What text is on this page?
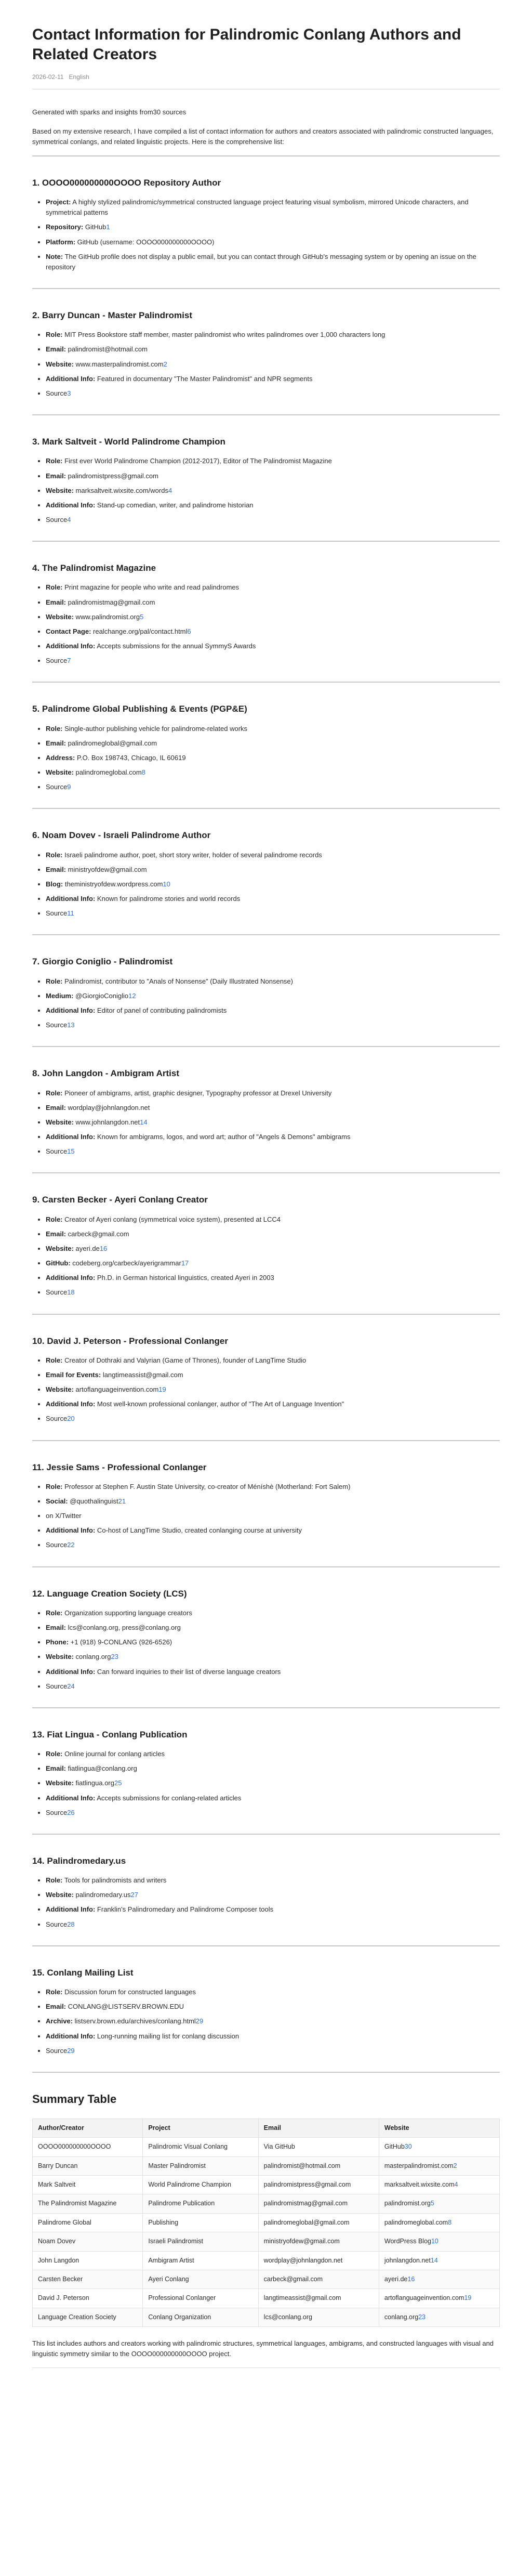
Contact Information for Palindromic Conlang Authors and Related Creators
2026-02-11 English

Generated with sparks and insights from30 sources

Based on my extensive research, I have compiled a list of contact information for authors and creators associated with palindromic constructed languages, symmetrical conlangs, and related linguistic projects. Here is the comprehensive list:

1. OOOO000000000OOOO Repository Author
• Project: A highly stylized palindromic/symmetrical constructed language project featuring visual symbolism, mirrored Unicode characters, and symmetrical patterns
• Repository: GitHub1
• Platform: GitHub (username: OOOO000000000OOOO)
• Note: The GitHub profile does not display a public email, but you can contact through GitHub's messaging system or by opening an issue on the repository
2. Barry Duncan - Master Palindromist
• Role: MIT Press Bookstore staff member, master palindromist who writes palindromes over 1,000 characters long
• Email: palindromist@hotmail.com
• Website: www.masterpalindromist.com2
• Additional Info: Featured in documentary "The Master Palindromist" and NPR segments
• Source3
3. Mark Saltveit - World Palindrome Champion
• Role: First ever World Palindrome Champion (2012-2017), Editor of The Palindromist Magazine
• Email: palindromistpress@gmail.com
• Website: marksaltveit.wixsite.com/words4
• Additional Info: Stand-up comedian, writer, and palindrome historian
• Source4
4. The Palindromist Magazine
• Role: Print magazine for people who write and read palindromes
• Email: palindromistmag@gmail.com
• Website: www.palindromist.org5
• Contact Page: realchange.org/pal/contact.html6
• Additional Info: Accepts submissions for the annual SymmyS Awards
• Source7
5. Palindrome Global Publishing & Events (PGP&E)
• Role: Single-author publishing vehicle for palindrome-related works
• Email: palindromeglobal@gmail.com
• Address: P.O. Box 198743, Chicago, IL 60619
• Website: palindromeglobal.com8
• Source9
6. Noam Dovev - Israeli Palindrome Author
• Role: Israeli palindrome author, poet, short story writer, holder of several palindrome records
• Email: ministryofdew@gmail.com
• Blog: theministryofdew.wordpress.com10
• Additional Info: Known for palindrome stories and world records
• Source11
7. Giorgio Coniglio - Palindromist
• Role: Palindromist, contributor to "Anals of Nonsense" (Daily Illustrated Nonsense)
• Medium: @GiorgioConiglio12
• Additional Info: Editor of panel of contributing palindromists
• Source13
8. John Langdon - Ambigram Artist
• Role: Pioneer of ambigrams, artist, graphic designer, Typography professor at Drexel University
• Email: wordplay@johnlangdon.net
• Website: www.johnlangdon.net14
• Additional Info: Known for ambigrams, logos, and word art; author of "Angels & Demons" ambigrams
• Source15
9. Carsten Becker - Ayeri Conlang Creator
• Role: Creator of Ayeri conlang (symmetrical voice system), presented at LCC4
• Email: carbeck@gmail.com
• Website: ayeri.de16
• GitHub: codeberg.org/carbeck/ayerigrammar17
• Additional Info: Ph.D. in German historical linguistics, created Ayeri in 2003
• Source18
10. David J. Peterson - Professional Conlanger
• Role: Creator of Dothraki and Valyrian (Game of Thrones), founder of LangTime Studio
• Email for Events: langtimeassist@gmail.com
• Website: artoflanguageinvention.com19
• Additional Info: Most well-known professional conlanger, author of "The Art of Language Invention"
• Source20
11. Jessie Sams - Professional Conlanger
• Role: Professor at Stephen F. Austin State University, co-creator of Méníshè (Motherland: Fort Salem)
• Social: @quothalinguist21
• on X/Twitter
• Additional Info: Co-host of LangTime Studio, created conlanging course at university
• Source22
12. Language Creation Society (LCS)
• Role: Organization supporting language creators
• Email: lcs@conlang.org, press@conlang.org
• Phone: +1 (918) 9-CONLANG (926-6526)
• Website: conlang.org23
• Additional Info: Can forward inquiries to their list of diverse language creators
• Source24
13. Fiat Lingua - Conlang Publication
• Role: Online journal for conlang articles
• Email: fiatlingua@conlang.org
• Website: fiatlingua.org25
• Additional Info: Accepts submissions for conlang-related articles
• Source26
14. Palindromedary.us
• Role: Tools for palindromists and writers
• Website: palindromedary.us27
• Additional Info: Franklin's Palindromedary and Palindrome Composer tools
• Source28
15. Conlang Mailing List
• Role: Discussion forum for constructed languages
• Email: CONLANG@LISTSERV.BROWN.EDU
• Archive: listserv.brown.edu/archives/conlang.html29
• Additional Info: Long-running mailing list for conlang discussion
• Source29
Summary Table
Author/Creator	Project	Email	Website
OOOO000000000OOOO	Palindromic Visual Conlang	Via GitHub	GitHub30
Barry Duncan	Master Palindromist	palindromist@hotmail.com	masterpalindromist.com2
Mark Saltveit	World Palindrome Champion	palindromistpress@gmail.com	marksaltveit.wixsite.com4
The Palindromist Magazine	Palindrome Publication	palindromistmag@gmail.com	palindromist.org5
Palindrome Global	Publishing	palindromeglobal@gmail.com	palindromeglobal.com8
Noam Dovev	Israeli Palindromist	ministryofdew@gmail.com	WordPress Blog10
John Langdon	Ambigram Artist	wordplay@johnlangdon.net	johnlangdon.net14
Carsten Becker	Ayeri Conlang	carbeck@gmail.com	ayeri.de16
David J. Peterson	Professional Conlanger	langtimeassist@gmail.com	artoflanguageinvention.com19
Language Creation Society	Conlang Organization	lcs@conlang.org	conlang.org23

This list includes authors and creators working with palindromic structures, symmetrical languages, ambigrams, and constructed languages with visual and linguistic symmetry similar to the OOOO000000000OOOO project.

AIM: Check each line of the records above for the string "Carsten", and report every line that has it.

RESULT OF THE TASK:
9. Carsten Becker - Ayeri Conlang Creator
Carsten Becker	Ayeri Conlang	carbeck@gmail.com	ayeri.de16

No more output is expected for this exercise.